Archive for May, 2009

Glass Houses, Still Better Than Barns, Still Not as Good as Cupcakes. Everybody Loves Cupcakes.

May 6, 2009

So I tweeted the other day about people (people RAISED IN A BARN) who leave unused time on the microwave. It went like this:

Perplexed by those who are able to leave unused seconds of cooking time on the microwave, unhaunted by inner whisper of: “Clear. CLEAR.”

I had quite a giggle over it and then when like EIGHTY (ok, 6) people “liked” this status on Facebook and then like NINETY (ok, 5) people commented on it, I thought I was SO AWESOME.

And this, my friends, is why you should never, ever spend time thinking about how awesome you are or how your parents raised you right (i.e., NOT IN A BARN): because then you will immediately fall flat on your face (apparently I had to learn this lesson twice). Which in my case means finding that I have left unused seconds on the microwave TWICE in the last four days! True, it was just at home, where only Fred & Ethel could be annoyed by the microwave’s incessant failure to return to its resting state as a clock, and as far as I know, they can’t tell time (except feeding time, but even their knowledge there is sketchy as they seem to mistakenly believe it is, oh, about a half-hour before I actually wake up), BUT STILL.

> _RECORD EXCERPTS_:
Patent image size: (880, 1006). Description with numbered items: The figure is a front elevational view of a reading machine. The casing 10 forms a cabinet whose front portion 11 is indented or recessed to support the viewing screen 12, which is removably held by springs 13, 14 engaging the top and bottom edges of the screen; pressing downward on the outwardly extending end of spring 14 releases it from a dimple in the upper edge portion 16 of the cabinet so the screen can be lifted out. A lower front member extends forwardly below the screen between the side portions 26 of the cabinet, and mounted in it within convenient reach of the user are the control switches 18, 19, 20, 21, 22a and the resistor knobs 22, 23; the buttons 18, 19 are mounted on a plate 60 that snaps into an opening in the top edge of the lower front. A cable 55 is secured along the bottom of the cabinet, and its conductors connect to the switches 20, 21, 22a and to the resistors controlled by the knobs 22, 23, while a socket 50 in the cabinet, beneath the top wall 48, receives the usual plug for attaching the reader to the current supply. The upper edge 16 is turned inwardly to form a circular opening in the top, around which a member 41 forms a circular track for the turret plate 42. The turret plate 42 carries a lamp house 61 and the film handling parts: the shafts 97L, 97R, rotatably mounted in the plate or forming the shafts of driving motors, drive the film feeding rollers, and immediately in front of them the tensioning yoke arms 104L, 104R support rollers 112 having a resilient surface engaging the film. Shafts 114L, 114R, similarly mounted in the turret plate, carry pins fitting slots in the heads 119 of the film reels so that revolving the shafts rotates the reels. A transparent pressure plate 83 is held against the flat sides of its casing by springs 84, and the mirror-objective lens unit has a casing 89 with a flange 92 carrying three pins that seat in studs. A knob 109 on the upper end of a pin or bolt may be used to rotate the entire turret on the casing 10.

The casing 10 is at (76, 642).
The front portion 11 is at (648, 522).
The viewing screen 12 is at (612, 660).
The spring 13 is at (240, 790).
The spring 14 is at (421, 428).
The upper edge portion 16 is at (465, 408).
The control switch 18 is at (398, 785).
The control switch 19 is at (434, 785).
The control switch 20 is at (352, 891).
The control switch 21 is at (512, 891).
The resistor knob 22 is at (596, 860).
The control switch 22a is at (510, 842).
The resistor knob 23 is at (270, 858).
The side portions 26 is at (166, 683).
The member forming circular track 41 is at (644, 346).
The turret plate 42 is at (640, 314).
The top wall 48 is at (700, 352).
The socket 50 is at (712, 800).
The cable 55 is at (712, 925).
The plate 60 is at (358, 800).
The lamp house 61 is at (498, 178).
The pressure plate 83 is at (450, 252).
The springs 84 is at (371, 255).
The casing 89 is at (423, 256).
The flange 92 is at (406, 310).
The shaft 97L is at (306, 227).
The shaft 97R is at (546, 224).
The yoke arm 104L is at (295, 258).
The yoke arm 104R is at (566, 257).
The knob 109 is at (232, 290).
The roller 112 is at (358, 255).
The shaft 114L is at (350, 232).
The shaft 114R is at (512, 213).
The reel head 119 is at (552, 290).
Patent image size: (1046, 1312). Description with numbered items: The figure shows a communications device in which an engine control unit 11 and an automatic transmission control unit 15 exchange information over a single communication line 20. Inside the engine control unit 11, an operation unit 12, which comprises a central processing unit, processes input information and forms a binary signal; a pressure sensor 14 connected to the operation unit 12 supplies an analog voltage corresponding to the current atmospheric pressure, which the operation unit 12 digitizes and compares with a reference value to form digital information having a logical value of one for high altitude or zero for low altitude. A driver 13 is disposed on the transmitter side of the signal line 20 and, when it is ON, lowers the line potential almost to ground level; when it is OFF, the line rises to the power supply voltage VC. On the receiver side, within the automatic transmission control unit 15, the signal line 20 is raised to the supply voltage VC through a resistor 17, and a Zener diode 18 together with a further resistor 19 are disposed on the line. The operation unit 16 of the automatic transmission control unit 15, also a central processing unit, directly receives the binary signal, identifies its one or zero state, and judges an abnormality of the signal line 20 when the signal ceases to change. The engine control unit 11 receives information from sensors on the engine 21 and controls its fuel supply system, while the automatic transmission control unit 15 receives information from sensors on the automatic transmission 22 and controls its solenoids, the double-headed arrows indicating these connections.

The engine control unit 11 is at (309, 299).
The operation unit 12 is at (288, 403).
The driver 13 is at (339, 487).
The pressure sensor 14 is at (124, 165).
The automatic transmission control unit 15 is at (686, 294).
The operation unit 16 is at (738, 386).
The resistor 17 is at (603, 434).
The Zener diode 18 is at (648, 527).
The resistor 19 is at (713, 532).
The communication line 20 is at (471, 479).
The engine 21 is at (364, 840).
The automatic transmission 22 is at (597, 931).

> _PROBLEM TO SOLVE_: Reproduce the blog post about unused microwave time, starting at the words "Archive for May, 2009" and ending after "was SO AWESOME.", with "Facebook" changed to "MySpace".

> _OUTPUT BELOW_:
Archive for May, 2009

Glass Houses, Still Better Than Barns, Still Not as Good as Cupcakes. Everybody Loves Cupcakes.

May 6, 2009

So I tweeted the other day about people (people RAISED IN A BARN) who leave unused time on the microwave. It went like this:

Perplexed by those who are able to leave unused seconds of cooking time on the microwave, unhaunted by inner whisper of: “Clear. CLEAR.”

I had quite a giggle over it and then when like EIGHTY (ok, 6) people “liked” this status on MySpace and then like NINETY (ok, 5) people commented on it, I thought I was SO AWESOME.